> REQUEST
Set down the records once more, please, exactly and with the pictures left out.
····················
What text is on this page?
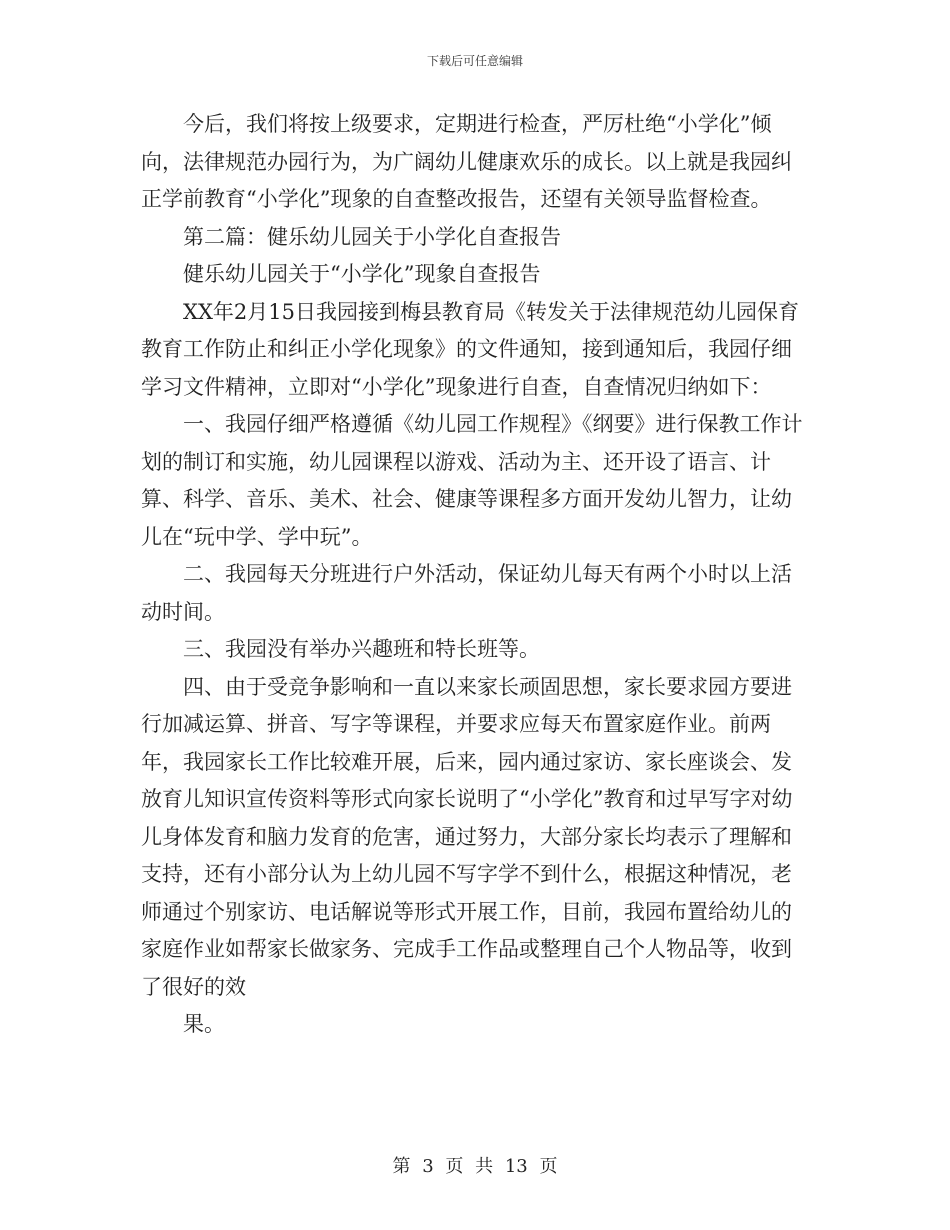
下载后可任意编辑

今后，我们将按上级要求，定期进行检查，严厉杜绝“小学化”倾向，法律规范办园行为，为广阔幼儿健康欢乐的成长。以上就是我园纠正学前教育“小学化”现象的自查整改报告，还望有关领导监督检查。

第二篇：健乐幼儿园关于小学化自查报告

健乐幼儿园关于“小学化”现象自查报告

XX年2月15日我园接到梅县教育局《转发关于法律规范幼儿园保育教育工作防止和纠正小学化现象》的文件通知，接到通知后，我园仔细学习文件精神，立即对“小学化”现象进行自查，自查情况归纳如下：

一、我园仔细严格遵循《幼儿园工作规程》《纲要》进行保教工作计划的制订和实施，幼儿园课程以游戏、活动为主、还开设了语言、计算、科学、音乐、美术、社会、健康等课程多方面开发幼儿智力，让幼儿在“玩中学、学中玩”。

二、我园每天分班进行户外活动，保证幼儿每天有两个小时以上活动时间。

三、我园没有举办兴趣班和特长班等。

四、由于受竞争影响和一直以来家长顽固思想，家长要求园方要进行加减运算、拼音、写字等课程，并要求应每天布置家庭作业。前两年，我园家长工作比较难开展，后来，园内通过家访、家长座谈会、发放育儿知识宣传资料等形式向家长说明了“小学化”教育和过早写字对幼儿身体发育和脑力发育的危害，通过努力，大部分家长均表示了理解和支持，还有小部分认为上幼儿园不写字学不到什么，根据这种情况，老师通过个别家访、电话解说等形式开展工作，目前，我园布置给幼儿的家庭作业如帮家长做家务、完成手工作品或整理自己个人物品等，收到了很好的效

果。

第 3 页 共 13 页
····················
> SOLUTION FOR THIS EXERCISE
What text is on this page?
下载后可任意编辑

今后，我们将按上级要求，定期进行检查，严厉杜绝“小学化”倾向，法律规范办园行为，为广阔幼儿健康欢乐的成长。以上就是我园纠正学前教育“小学化”现象的自查整改报告，还望有关领导监督检查。

第二篇：健乐幼儿园关于小学化自查报告

健乐幼儿园关于“小学化”现象自查报告

XX年2月15日我园接到梅县教育局《转发关于法律规范幼儿园保育教育工作防止和纠正小学化现象》的文件通知，接到通知后，我园仔细学习文件精神，立即对“小学化”现象进行自查，自查情况归纳如下：

一、我园仔细严格遵循《幼儿园工作规程》《纲要》进行保教工作计划的制订和实施，幼儿园课程以游戏、活动为主、还开设了语言、计算、科学、音乐、美术、社会、健康等课程多方面开发幼儿智力，让幼儿在“玩中学、学中玩”。

二、我园每天分班进行户外活动，保证幼儿每天有两个小时以上活动时间。

三、我园没有举办兴趣班和特长班等。

四、由于受竞争影响和一直以来家长顽固思想，家长要求园方要进行加减运算、拼音、写字等课程，并要求应每天布置家庭作业。前两年，我园家长工作比较难开展，后来，园内通过家访、家长座谈会、发放育儿知识宣传资料等形式向家长说明了“小学化”教育和过早写字对幼儿身体发育和脑力发育的危害，通过努力，大部分家长均表示了理解和支持，还有小部分认为上幼儿园不写字学不到什么，根据这种情况，老师通过个别家访、电话解说等形式开展工作，目前，我园布置给幼儿的家庭作业如帮家长做家务、完成手工作品或整理自己个人物品等，收到了很好的效

果。

第 3 页 共 13 页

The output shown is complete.